■ Source ■
================================
Got it, okay. That’s helpful. As you look at your outlook for loan growth, another decent quarter for you guys. How are you feeling about your pipeline right now going into 2022? What areas of the commercial platform seem to be presenting the best opportunities for growth? What are some of the trends and expectations that you have?

Jim Fitzgerald

Management

I think, Damon, we’re proud of our commercial teams across the board. They all really are very well positioned and have a great history and track record. As a middle market lender that has a specialty in real estate and commercial, and then what we call community development lending which you might refer to as non-profit lending, we feel like those are three key strengths. The market here in eastern Massachusetts and southern New Hampshire, where we operate, is very strong in all of those sectors. Demand seems very good. We’re a very good competitor, so it isn’t any one place, it’s really the combination of those areas that we expect growth. There’s obviously variability quarter to quarter, but if you look at our track record over time, all three of those units have grown and we expect that to continue.

Bob Rivers

Management

As Jim’s comments indicate and as the numbers indicate, those teams have been able to be focused really throughout the integration of Century. Century’s book is very clean, they didn’t have a big team. As a result, our team could continue to focus on being out in the market. Pipelines are good in all sectors, and we continue to add to the team through recruitment, so--and as we wait for another opportunity for acquisitions, that’s what we’re entirely focused on, is how do we continue to drive growth, particularly commercial loan growth, and again as Jim mentioned, the team is fantastic to start with, has been for a long time, and continues to grow.
================================
■ Written problem ■
Continue the earnings call transcript about commercial loan growth, starting right after its final sentence.

(Dataset records)
================================
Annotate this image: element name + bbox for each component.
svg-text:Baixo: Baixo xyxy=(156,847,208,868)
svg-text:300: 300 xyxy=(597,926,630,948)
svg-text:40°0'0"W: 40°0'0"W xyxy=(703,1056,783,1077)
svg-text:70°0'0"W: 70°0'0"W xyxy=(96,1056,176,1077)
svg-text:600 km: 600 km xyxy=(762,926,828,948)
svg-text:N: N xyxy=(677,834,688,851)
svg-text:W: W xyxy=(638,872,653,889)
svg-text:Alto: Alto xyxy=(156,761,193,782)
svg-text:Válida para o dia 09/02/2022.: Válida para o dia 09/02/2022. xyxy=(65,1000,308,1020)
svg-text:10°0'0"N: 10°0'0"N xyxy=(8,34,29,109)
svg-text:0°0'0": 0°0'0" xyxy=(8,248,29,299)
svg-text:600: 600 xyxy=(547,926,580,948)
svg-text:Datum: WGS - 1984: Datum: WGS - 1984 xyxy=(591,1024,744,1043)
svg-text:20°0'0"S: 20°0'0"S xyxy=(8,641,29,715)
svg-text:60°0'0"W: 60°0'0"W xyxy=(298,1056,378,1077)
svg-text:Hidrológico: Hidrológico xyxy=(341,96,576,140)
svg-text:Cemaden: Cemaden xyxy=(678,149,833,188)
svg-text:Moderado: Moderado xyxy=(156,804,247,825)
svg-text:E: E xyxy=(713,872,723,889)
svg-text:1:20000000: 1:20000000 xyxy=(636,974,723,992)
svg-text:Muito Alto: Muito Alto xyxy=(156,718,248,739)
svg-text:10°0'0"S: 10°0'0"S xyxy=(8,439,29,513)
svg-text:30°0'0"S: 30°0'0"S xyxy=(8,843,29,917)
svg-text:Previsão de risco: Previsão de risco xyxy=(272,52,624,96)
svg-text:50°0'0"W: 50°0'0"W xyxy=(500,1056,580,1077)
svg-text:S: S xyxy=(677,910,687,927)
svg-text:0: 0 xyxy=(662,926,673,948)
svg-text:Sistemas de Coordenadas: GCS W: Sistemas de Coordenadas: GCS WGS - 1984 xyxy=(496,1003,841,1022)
================================
■ Result ■
Damon DelMonte

Analyst

Great, okay, that’s helpful. Thanks. If I could squeeze one more in--

Jim Fitzgerald

Management

And no bias on the team comment, by the way, just because we happen to know them and like them.

Damon DelMonte

Analyst

I got it. Just to squeeze one more in on the outlook with credit, you’ve had four quarters in a row of provision reversal. What are your thoughts going into 2022, especially with the adoption of CECL? Do you feel you’re going to have to start to provide for loan losses, or do you think you could maybe keep it really low or even maybe more release?

Jim Fitzgerald

Management

That’s a tough question. We just--sorry I’m laughing, bragged about our commercial loan team a second ago, we may brag about our credit and accounting team now. We just completed--not just, but we’re really--it has been a lot of work to adopt CECL and get everything up and running. I think generally that creates a different accounting than we had in the past, so it’s hard for us to give any guidance on that, but we believe the overall credit environment continues to be very strong. The economic environment is very strong, and that leads to a good credit performance. I don’t believe the reserve releases will continue for that much longer, but it’s hard for us to give any guidance on that, given the adoption of CECL.

Damon DelMonte

Analyst

Fair enough, that’s good. Great, thanks, and good luck with the blizzard this weekend.

Bob Rivers

Management

Yes, thanks.

Operator

Operator

Your next question is from the line of Laurie Hunsicker from Compass Point. Your line is open.

Laurie Hunsicker

Analyst

Yes, hi. Thanks, good morning. Yes, I would just echo what Damon said - good luck with the snow.

Bob Rivers

Management

Yes, the forecast keeps rising every time we look at it.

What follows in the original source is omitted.